* [EXERCISE OBJECTIVE]
Output the full listing word for word.

┌─ EXTRACTED INFORMATION

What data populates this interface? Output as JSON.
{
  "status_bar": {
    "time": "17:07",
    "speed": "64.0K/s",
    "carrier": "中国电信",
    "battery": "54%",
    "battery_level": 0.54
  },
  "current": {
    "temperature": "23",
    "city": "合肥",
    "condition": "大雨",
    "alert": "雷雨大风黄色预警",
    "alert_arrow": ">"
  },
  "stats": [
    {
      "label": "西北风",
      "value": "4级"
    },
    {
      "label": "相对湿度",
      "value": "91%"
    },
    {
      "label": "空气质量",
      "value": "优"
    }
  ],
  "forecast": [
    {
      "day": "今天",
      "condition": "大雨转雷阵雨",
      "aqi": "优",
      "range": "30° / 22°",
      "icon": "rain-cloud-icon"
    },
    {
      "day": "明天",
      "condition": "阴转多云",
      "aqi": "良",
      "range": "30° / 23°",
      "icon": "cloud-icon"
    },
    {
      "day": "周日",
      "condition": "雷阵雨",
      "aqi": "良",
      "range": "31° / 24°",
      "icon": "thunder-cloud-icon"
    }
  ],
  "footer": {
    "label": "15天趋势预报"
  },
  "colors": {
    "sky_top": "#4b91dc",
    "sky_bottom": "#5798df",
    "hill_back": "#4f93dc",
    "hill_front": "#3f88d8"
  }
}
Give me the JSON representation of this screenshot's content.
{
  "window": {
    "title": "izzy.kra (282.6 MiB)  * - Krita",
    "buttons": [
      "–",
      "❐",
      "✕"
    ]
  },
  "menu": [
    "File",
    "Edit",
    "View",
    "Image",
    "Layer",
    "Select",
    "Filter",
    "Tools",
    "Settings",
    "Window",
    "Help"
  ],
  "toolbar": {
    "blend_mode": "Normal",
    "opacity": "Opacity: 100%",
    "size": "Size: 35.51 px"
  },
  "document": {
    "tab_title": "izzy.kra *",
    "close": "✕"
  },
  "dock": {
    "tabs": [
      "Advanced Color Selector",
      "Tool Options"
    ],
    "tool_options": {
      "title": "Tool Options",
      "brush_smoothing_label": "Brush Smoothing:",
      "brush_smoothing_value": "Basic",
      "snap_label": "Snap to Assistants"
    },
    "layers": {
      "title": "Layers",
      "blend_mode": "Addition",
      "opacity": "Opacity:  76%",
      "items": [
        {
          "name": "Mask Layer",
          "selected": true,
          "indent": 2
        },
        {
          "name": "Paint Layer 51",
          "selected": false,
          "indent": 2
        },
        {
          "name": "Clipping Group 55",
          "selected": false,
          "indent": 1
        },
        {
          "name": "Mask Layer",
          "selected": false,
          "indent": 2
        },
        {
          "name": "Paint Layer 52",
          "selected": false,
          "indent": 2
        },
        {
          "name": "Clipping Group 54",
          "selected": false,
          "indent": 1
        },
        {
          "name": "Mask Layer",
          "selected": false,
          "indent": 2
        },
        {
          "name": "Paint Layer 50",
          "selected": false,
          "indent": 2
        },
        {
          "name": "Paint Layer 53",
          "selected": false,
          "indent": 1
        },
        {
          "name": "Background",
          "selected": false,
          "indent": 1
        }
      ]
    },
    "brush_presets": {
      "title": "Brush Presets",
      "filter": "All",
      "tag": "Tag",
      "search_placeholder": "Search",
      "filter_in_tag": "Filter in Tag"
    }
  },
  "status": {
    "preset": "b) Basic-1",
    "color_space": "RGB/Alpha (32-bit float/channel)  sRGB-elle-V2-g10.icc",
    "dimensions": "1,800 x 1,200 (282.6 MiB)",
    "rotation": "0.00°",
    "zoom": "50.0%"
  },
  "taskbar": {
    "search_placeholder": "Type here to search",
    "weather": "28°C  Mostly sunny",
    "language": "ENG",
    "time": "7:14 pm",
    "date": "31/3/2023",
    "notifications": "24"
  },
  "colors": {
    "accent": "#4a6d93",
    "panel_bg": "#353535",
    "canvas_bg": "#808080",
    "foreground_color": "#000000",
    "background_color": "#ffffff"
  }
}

└─

* [EXERCISE RESPONSE]
What data populates this interface? Output as JSON.
{
  "status_bar": {
    "time": "17:07",
    "speed": "64.0K/s",
    "carrier": "中国电信",
    "battery": "54%",
    "battery_level": 0.54
  },
  "current": {
    "temperature": "23",
    "city": "合肥",
    "condition": "大雨",
    "alert": "雷雨大风黄色预警",
    "alert_arrow": ">"
  },
  "stats": [
    {
      "label": "西北风",
      "value": "4级"
    },
    {
      "label": "相对湿度",
      "value": "91%"
    },
    {
      "label": "空气质量",
      "value": "优"
    }
  ],
  "forecast": [
    {
      "day": "今天",
      "condition": "大雨转雷阵雨",
      "aqi": "优",
      "range": "30° / 22°",
      "icon": "rain-cloud-icon"
    },
    {
      "day": "明天",
      "condition": "阴转多云",
      "aqi": "良",
      "range": "30° / 23°",
      "icon": "cloud-icon"
    },
    {
      "day": "周日",
      "condition": "雷阵雨",
      "aqi": "良",
      "range": "31° / 24°",
      "icon": "thunder-cloud-icon"
    }
  ],
  "footer": {
    "label": "15天趋势预报"
  },
  "colors": {
    "sky_top": "#4b91dc",
    "sky_bottom": "#5798df",
    "hill_back": "#4f93dc",
    "hill_front": "#3f88d8"
  }
}
Give me the JSON representation of this screenshot's content.
{
  "window": {
    "title": "izzy.kra (282.6 MiB)  * - Krita",
    "buttons": [
      "–",
      "❐",
      "✕"
    ]
  },
  "menu": [
    "File",
    "Edit",
    "View",
    "Image",
    "Layer",
    "Select",
    "Filter",
    "Tools",
    "Settings",
    "Window",
    "Help"
  ],
  "toolbar": {
    "blend_mode": "Normal",
    "opacity": "Opacity: 100%",
    "size": "Size: 35.51 px"
  },
  "document": {
    "tab_title": "izzy.kra *",
    "close": "✕"
  },
  "dock": {
    "tabs": [
      "Advanced Color Selector",
      "Tool Options"
    ],
    "tool_options": {
      "title": "Tool Options",
      "brush_smoothing_label": "Brush Smoothing:",
      "brush_smoothing_value": "Basic",
      "snap_label": "Snap to Assistants"
    },
    "layers": {
      "title": "Layers",
      "blend_mode": "Addition",
      "opacity": "Opacity:  76%",
      "items": [
        {
          "name": "Mask Layer",
          "selected": true,
          "indent": 2
        },
        {
          "name": "Paint Layer 51",
          "selected": false,
          "indent": 2
        },
        {
          "name": "Clipping Group 55",
          "selected": false,
          "indent": 1
        },
        {
          "name": "Mask Layer",
          "selected": false,
          "indent": 2
        },
        {
          "name": "Paint Layer 52",
          "selected": false,
          "indent": 2
        },
        {
          "name": "Clipping Group 54",
          "selected": false,
          "indent": 1
        },
        {
          "name": "Mask Layer",
          "selected": false,
          "indent": 2
        },
        {
          "name": "Paint Layer 50",
          "selected": false,
          "indent": 2
        },
        {
          "name": "Paint Layer 53",
          "selected": false,
          "indent": 1
        },
        {
          "name": "Background",
          "selected": false,
          "indent": 1
        }
      ]
    },
    "brush_presets": {
      "title": "Brush Presets",
      "filter": "All",
      "tag": "Tag",
      "search_placeholder": "Search",
      "filter_in_tag": "Filter in Tag"
    }
  },
  "status": {
    "preset": "b) Basic-1",
    "color_space": "RGB/Alpha (32-bit float/channel)  sRGB-elle-V2-g10.icc",
    "dimensions": "1,800 x 1,200 (282.6 MiB)",
    "rotation": "0.00°",
    "zoom": "50.0%"
  },
  "taskbar": {
    "search_placeholder": "Type here to search",
    "weather": "28°C  Mostly sunny",
    "language": "ENG",
    "time": "7:14 pm",
    "date": "31/3/2023",
    "notifications": "24"
  },
  "colors": {
    "accent": "#4a6d93",
    "panel_bg": "#353535",
    "canvas_bg": "#808080",
    "foreground_color": "#000000",
    "background_color": "#ffffff"
  }
}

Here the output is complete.